───── Vorliegender Text

Apr

2014

Nikolaus Ziske: Der Einsatz der Technischen Nothilfe nach den Luftangriffen auf Nürnberg 1943

Einsatz der Technischen Nothilfe nach den Luftangriffen auf Nürnberg 1943

Im Zweiten Weltkrieg richteten die Luftangriffe der alliierten Bomber auch in Nürnberg schwere Schäden an. Die Technische Nothilfe (TN) stellte im Rahmen des Luftschutzes den LS-Instandsetzungsdienst und beteiligte sich an der Wiederherstellung der zerstörten Infrastruktur sowie an der Bergung Verschütteter. Aus dem Jahre 1943 liegen zwei Einsatzberichte der TN vor, die Georg Wolfgang Schramm in seiner Dissertation „Der zivile Luftschutz in Nürnberg 1933 – 1945“ [1] veröffentlicht hat.

8. März 1943

Schätzungsweise 100 Flugzeuge griffen ab 23:23 Uhr die Stadt an. Es wurden etwa 43.000 Stabbrandbomben, 6 Luftminen und 484 Sprengbomben abgeworfen. [2] Im Luftschutzort Nürnberg-Fürth entstanden 2.256 Brände, davon 171 Großbrände und 339 mittlere Brände [3]. An diesem Tag kamen 343 Menschen ums Leben und 659 Personen wurden zum Teil schwer verletzt. [4]

 

Bild 1

Einsatz der Feuerschutzpolizei auf Höhe der Karolinenstraße 30-32 am 8. März 1943; Foto: Dr. Ludwig Ostner [5]

 

Der Polizeipräsident als örtlicher Leiter des Luftschutzes berichtete:

„Während der Zeit vom 9. bis 14.3.1943 waren täglich rund 1.100 Mann der Technischen Nothilfe eingesetzt. In der Zeit vom 15. bis 20.3.1943 betrug die Einsatzstärke anfangs 750 dann rund 400 Mann. Der Technische Dienst war insgesamt an 96 Stellen zur Behebung von Schäden (Abdichten des Gasbehälters, Beseitigen von Gas- und Wasserrohrbrüchen, Abnehmen von Gas- und Wasserzählern, Beseitigung von Wasserunterdruck, Entlüftung des Gasrohrnetzes, Montage von Gas­ und Wasserzählern, Instandsetzung einer 100 kV-Leitung und des Hochspannungsnetzes der Deutschen Reichsbahn) tätig.

Allgemeiner Dienst und Bereitschaftsdienst wurde an 322 Stellen zur Bergung Verschütteter, Beseitigung von Notständen und Gefahrenmomenten, Bergung und Sicherstellung von Lebensmitteln und wertvollem kriegswichtigem Volksgut eingesetzt.

──────────
───── Gezeigte Zeilen

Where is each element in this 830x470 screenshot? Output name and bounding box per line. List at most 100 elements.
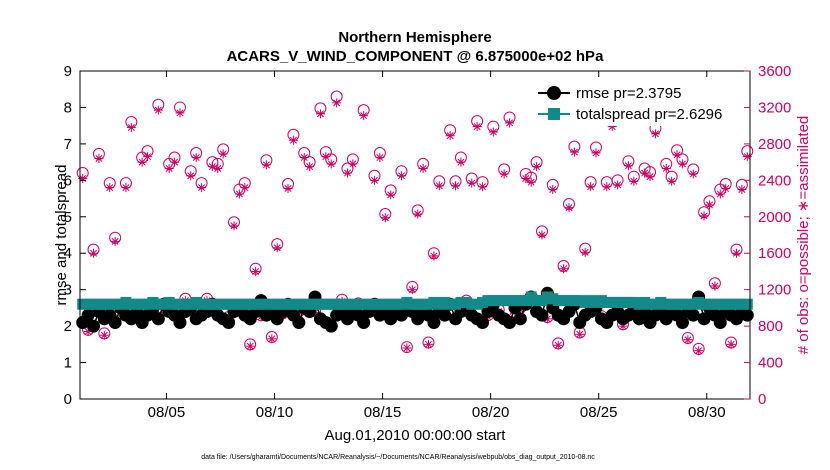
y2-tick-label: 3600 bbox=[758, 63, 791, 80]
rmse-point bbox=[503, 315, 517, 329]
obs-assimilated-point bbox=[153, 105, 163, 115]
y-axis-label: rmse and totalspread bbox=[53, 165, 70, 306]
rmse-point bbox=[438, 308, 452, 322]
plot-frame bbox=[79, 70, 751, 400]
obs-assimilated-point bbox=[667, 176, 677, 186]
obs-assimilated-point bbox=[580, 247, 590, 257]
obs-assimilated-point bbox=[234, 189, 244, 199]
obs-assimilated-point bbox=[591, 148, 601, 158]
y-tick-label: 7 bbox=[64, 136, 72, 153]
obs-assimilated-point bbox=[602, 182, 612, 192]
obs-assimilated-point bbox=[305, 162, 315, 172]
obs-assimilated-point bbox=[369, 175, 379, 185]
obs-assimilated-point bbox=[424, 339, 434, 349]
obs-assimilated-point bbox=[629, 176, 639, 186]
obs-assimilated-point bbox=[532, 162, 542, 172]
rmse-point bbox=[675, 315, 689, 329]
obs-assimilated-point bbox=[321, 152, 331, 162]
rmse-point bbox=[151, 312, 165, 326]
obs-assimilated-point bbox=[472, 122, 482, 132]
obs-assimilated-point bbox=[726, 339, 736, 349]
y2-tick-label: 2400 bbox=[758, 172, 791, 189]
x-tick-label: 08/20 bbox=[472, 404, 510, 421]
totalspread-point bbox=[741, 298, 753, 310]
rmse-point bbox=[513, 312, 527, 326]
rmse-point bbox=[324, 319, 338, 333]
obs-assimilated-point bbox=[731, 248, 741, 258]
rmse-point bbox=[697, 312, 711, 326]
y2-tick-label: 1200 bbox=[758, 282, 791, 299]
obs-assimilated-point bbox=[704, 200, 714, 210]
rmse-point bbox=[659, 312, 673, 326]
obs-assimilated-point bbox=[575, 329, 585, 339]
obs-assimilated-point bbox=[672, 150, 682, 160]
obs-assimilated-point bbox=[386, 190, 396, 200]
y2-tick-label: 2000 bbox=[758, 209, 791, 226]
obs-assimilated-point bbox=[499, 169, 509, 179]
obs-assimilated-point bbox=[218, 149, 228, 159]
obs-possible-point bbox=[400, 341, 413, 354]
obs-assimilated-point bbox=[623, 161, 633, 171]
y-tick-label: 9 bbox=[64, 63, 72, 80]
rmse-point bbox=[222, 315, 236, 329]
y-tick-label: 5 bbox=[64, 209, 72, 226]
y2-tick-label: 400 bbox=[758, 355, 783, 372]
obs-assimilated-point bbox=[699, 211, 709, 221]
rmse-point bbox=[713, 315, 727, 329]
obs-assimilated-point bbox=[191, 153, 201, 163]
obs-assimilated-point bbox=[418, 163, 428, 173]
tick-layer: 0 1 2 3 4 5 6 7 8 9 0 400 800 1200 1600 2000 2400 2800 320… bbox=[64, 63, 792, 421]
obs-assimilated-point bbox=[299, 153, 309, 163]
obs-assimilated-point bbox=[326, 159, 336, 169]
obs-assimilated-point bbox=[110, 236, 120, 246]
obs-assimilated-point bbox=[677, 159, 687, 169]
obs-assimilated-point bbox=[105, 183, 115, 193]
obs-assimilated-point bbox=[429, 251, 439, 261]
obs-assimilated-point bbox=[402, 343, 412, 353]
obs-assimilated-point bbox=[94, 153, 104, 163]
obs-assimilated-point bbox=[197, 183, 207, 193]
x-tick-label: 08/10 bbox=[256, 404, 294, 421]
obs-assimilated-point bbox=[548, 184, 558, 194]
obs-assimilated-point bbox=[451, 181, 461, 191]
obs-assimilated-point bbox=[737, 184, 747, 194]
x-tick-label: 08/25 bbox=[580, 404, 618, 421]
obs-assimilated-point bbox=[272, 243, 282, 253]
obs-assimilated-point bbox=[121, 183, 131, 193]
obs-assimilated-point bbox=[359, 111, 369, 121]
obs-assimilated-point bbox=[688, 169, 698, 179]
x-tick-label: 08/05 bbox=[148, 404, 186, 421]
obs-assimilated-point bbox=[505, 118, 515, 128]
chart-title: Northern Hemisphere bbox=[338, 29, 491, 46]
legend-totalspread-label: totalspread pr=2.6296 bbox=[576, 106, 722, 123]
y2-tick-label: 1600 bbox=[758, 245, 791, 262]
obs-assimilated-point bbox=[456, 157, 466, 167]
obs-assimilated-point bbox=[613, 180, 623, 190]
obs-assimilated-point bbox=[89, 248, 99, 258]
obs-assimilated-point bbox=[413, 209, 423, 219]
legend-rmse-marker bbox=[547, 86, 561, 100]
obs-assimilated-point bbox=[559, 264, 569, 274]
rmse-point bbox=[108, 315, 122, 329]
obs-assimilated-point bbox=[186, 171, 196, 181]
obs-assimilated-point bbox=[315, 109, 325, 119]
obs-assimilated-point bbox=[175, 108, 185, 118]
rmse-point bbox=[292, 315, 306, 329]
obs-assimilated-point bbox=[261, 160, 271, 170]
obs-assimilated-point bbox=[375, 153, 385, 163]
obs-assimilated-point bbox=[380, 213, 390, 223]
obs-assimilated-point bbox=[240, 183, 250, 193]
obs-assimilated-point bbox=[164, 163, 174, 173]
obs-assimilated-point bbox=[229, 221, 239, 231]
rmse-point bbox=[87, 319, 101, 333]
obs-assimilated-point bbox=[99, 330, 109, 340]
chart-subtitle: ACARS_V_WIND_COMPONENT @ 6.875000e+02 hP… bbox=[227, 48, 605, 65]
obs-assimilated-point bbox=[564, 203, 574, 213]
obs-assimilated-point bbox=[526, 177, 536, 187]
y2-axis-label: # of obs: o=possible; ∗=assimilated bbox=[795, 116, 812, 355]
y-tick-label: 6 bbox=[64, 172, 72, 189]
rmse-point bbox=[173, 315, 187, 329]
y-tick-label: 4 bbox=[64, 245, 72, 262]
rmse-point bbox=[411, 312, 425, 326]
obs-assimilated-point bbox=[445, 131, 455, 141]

──────────
───── Gezeigte Zeilen

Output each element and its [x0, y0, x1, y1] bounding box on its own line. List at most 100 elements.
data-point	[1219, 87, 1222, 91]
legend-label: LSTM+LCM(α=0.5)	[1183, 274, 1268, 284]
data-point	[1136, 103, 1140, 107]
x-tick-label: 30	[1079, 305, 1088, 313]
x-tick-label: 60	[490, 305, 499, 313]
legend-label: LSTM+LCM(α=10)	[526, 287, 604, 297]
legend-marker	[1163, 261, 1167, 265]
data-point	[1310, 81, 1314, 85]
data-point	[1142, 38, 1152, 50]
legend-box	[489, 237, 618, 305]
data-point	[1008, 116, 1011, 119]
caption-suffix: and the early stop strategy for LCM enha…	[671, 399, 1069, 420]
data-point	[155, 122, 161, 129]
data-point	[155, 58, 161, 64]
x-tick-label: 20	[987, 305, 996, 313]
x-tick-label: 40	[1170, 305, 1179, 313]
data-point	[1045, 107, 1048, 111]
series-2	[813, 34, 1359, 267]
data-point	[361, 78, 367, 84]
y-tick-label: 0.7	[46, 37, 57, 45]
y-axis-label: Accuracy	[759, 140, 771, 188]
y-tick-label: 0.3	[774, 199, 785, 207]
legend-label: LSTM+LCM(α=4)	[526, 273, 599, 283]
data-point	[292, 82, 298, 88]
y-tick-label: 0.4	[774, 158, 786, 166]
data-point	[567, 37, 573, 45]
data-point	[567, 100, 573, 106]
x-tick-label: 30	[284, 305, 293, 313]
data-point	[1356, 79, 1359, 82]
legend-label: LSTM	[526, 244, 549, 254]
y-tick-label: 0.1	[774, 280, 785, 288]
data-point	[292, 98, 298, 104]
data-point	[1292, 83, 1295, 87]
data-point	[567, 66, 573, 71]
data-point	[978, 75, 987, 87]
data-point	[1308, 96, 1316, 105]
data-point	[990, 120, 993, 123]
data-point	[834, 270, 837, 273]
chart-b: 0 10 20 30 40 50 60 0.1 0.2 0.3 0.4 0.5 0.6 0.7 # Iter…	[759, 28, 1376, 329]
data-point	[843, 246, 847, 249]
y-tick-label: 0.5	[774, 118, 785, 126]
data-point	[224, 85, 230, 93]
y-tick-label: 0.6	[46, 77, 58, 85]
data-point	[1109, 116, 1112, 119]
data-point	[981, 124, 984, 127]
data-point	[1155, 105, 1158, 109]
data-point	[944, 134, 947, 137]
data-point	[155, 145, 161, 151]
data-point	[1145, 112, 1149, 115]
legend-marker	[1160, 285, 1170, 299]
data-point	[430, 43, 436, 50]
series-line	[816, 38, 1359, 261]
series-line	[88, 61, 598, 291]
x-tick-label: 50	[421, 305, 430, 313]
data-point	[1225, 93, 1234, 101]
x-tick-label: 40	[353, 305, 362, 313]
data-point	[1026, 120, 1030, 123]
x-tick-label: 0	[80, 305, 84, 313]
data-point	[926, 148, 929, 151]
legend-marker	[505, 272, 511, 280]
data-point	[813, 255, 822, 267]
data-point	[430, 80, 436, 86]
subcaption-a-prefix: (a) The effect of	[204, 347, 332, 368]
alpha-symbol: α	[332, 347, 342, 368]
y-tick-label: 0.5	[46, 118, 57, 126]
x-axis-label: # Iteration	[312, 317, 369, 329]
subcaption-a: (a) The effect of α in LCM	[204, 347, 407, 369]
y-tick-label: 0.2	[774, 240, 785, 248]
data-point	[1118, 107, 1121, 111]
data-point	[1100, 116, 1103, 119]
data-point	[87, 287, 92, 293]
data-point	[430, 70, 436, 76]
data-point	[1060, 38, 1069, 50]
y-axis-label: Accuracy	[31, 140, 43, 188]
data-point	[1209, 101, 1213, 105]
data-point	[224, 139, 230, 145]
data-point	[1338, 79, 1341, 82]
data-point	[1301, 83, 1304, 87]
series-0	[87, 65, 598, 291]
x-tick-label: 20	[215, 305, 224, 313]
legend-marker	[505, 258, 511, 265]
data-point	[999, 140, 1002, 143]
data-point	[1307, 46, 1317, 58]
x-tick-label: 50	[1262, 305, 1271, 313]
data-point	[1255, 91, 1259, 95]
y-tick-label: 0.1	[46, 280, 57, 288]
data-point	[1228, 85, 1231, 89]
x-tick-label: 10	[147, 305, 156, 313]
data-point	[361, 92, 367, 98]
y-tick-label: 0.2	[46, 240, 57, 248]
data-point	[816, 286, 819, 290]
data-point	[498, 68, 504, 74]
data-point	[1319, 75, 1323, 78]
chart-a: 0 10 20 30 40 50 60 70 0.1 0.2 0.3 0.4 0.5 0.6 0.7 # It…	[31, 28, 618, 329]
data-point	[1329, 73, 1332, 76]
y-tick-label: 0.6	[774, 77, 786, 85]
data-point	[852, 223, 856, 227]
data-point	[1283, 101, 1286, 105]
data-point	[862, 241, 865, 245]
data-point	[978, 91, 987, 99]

──────────
───── Gezeigte Zeilen

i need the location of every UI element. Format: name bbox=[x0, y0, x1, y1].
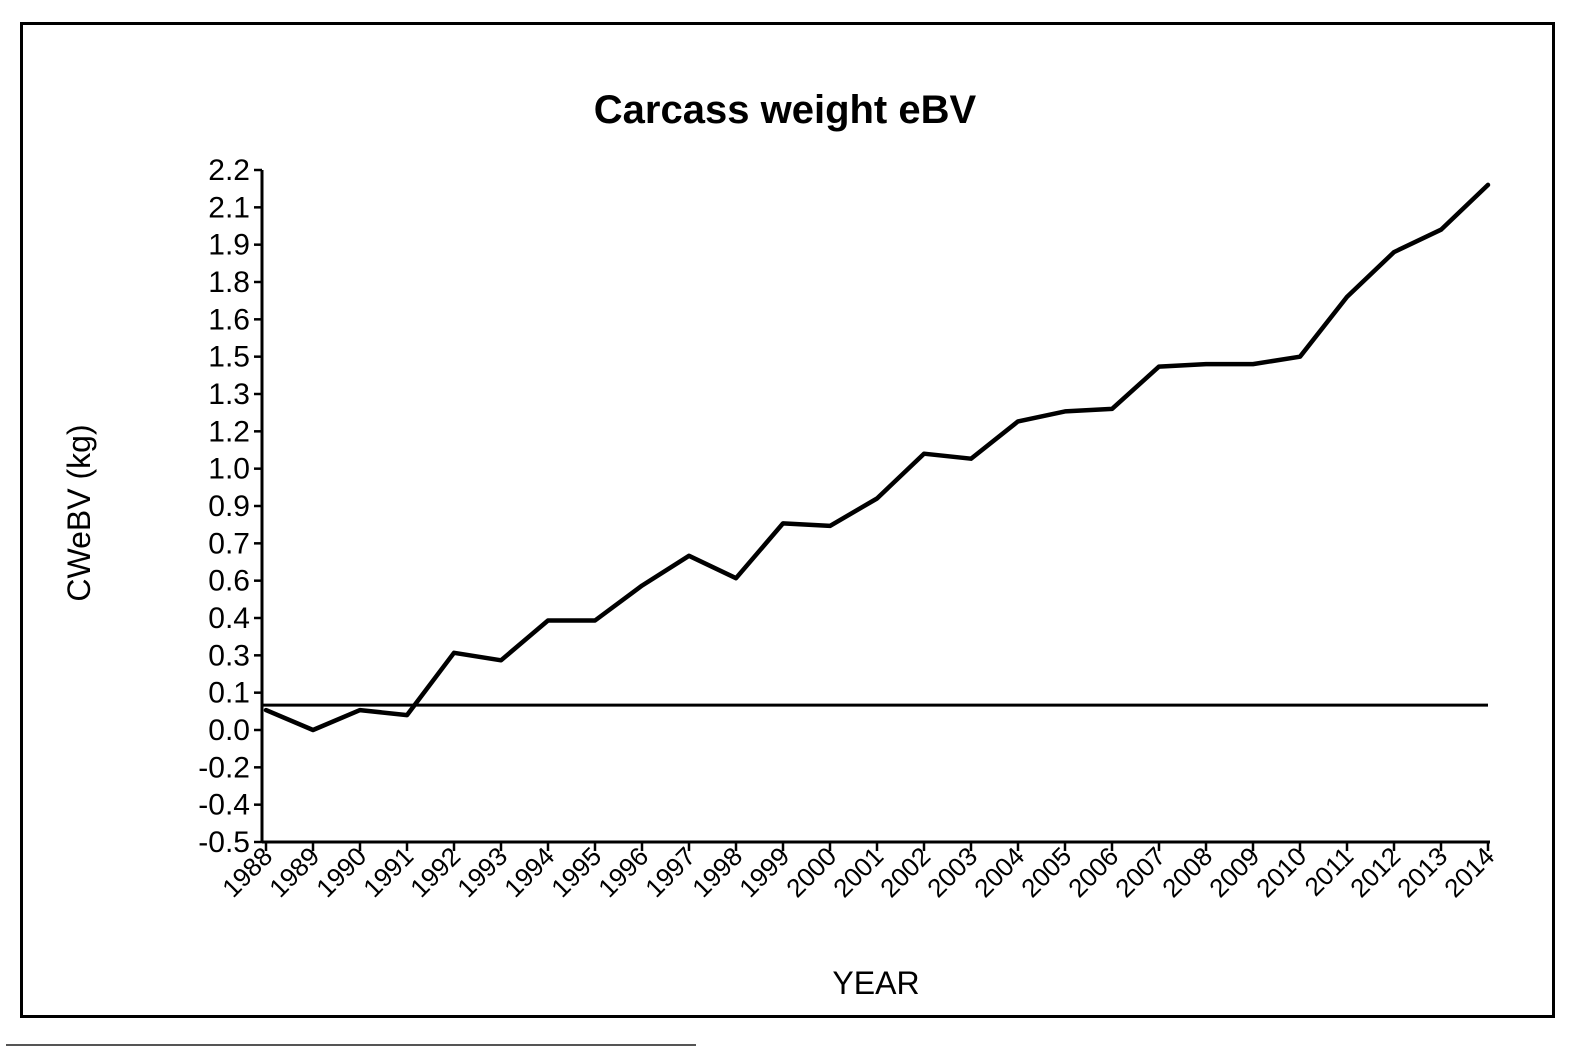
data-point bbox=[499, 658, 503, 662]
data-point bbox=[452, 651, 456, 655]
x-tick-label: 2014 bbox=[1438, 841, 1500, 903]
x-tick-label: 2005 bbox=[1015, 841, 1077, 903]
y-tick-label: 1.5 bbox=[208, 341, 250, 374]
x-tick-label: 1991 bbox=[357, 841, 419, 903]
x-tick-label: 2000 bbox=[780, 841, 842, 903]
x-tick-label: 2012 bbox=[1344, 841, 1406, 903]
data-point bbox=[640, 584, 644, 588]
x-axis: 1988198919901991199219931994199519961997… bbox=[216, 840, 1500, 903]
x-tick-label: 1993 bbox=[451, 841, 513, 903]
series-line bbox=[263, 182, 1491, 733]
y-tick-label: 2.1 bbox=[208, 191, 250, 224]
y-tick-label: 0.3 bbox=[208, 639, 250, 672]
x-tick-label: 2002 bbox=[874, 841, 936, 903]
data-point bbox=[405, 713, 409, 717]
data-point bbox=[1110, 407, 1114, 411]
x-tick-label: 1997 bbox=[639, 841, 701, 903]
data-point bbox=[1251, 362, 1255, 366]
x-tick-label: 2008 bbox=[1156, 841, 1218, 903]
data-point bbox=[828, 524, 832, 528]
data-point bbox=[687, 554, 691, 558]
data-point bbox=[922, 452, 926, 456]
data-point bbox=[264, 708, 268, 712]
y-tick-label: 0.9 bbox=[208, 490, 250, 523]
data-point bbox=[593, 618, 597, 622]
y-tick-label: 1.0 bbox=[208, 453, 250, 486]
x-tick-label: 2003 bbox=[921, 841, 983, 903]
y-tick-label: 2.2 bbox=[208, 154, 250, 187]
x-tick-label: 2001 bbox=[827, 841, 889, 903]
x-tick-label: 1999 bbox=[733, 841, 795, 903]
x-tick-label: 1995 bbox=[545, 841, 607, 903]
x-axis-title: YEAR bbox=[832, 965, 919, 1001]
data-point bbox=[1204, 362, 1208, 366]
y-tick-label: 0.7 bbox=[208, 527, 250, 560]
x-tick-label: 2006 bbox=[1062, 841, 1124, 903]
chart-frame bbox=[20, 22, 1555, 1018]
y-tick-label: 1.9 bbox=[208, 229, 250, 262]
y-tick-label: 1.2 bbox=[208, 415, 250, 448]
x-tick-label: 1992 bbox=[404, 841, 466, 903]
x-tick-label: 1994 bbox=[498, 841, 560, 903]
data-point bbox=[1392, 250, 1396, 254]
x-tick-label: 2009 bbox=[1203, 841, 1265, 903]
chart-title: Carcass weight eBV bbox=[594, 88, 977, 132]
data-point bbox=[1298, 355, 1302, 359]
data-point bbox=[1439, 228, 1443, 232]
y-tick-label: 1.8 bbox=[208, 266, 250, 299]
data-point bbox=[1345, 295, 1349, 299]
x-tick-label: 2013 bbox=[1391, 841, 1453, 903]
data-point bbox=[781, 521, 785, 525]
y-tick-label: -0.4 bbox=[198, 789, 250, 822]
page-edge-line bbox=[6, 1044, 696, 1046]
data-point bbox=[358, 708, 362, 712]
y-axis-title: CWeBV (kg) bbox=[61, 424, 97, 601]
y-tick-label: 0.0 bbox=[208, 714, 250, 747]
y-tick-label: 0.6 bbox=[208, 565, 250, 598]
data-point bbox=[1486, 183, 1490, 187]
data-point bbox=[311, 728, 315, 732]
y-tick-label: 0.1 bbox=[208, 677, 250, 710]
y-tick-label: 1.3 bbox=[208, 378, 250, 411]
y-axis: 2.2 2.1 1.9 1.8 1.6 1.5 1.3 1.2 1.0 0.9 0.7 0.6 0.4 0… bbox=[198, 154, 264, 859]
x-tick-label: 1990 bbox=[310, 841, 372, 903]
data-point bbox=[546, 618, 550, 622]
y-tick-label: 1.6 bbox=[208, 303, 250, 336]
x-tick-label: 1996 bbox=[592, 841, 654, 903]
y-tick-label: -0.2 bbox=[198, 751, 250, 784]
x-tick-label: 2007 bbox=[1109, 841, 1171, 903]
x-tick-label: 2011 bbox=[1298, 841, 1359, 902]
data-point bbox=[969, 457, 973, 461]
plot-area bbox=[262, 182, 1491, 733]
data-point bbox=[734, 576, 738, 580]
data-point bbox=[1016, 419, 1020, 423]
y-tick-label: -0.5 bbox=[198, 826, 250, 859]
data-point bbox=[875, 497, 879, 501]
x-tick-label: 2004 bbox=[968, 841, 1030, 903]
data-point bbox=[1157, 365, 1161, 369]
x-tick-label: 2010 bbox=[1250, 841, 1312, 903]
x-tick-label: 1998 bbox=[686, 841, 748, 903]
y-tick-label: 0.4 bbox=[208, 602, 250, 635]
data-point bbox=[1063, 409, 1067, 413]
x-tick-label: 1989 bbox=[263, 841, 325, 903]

──────────

## Aufgaben
#1 Übertragen Sie aus dem Text über die Technische Nothilfe den Abschnitt von „Der Polizeipräsident als“ bis einschließlich „kriegswichtigem Volksgut eingesetzt.“ wörtlich.
#2 Geben Sie von den gezeigten Zeilen nur die von der Zeile mit „y2-tick-label: 3600 bbox=[758, 63, 791, 80]“ bis einschließlich der Zeile mit „y-tick-label: 7 bbox=[64, 136, 72, 153]“ erneut aus und ersetzen Sie darin „obs-assimilated-point“ durch „assimilated-obs-point“; alles Übrige bleibt unverändert.

## Lösungen
#1
Der Polizeipräsident als örtlicher Leiter des Luftschutzes berichtete:

„Während der Zeit vom 9. bis 14.3.1943 waren täglich rund 1.100 Mann der Technischen Nothilfe eingesetzt. In der Zeit vom 15. bis 20.3.1943 betrug die Einsatzstärke anfangs 750 dann rund 400 Mann. Der Technische Dienst war insgesamt an 96 Stellen zur Behebung von Schäden (Abdichten des Gasbehälters, Beseitigen von Gas- und Wasserrohrbrüchen, Abnehmen von Gas- und Wasserzählern, Beseitigung von Wasserunterdruck, Entlüftung des Gasrohrnetzes, Montage von Gas­ und Wasserzählern, Instandsetzung einer 100 kV-Leitung und des Hochspannungsnetzes der Deutschen Reichsbahn) tätig.

Allgemeiner Dienst und Bereitschaftsdienst wurde an 322 Stellen zur Bergung Verschütteter, Beseitigung von Notständen und Gefahrenmomenten, Bergung und Sicherstellung von Lebensmitteln und wertvollem kriegswichtigem Volksgut eingesetzt.

#2
y2-tick-label: 3600 bbox=[758, 63, 791, 80]
rmse-point bbox=[503, 315, 517, 329]
assimilated-obs-point bbox=[153, 105, 163, 115]
y-axis-label: rmse and totalspread bbox=[53, 165, 70, 306]
rmse-point bbox=[438, 308, 452, 322]
plot-frame bbox=[79, 70, 751, 400]
assimilated-obs-point bbox=[667, 176, 677, 186]
assimilated-obs-point bbox=[580, 247, 590, 257]
assimilated-obs-point bbox=[234, 189, 244, 199]
assimilated-obs-point bbox=[591, 148, 601, 158]
y-tick-label: 7 bbox=[64, 136, 72, 153]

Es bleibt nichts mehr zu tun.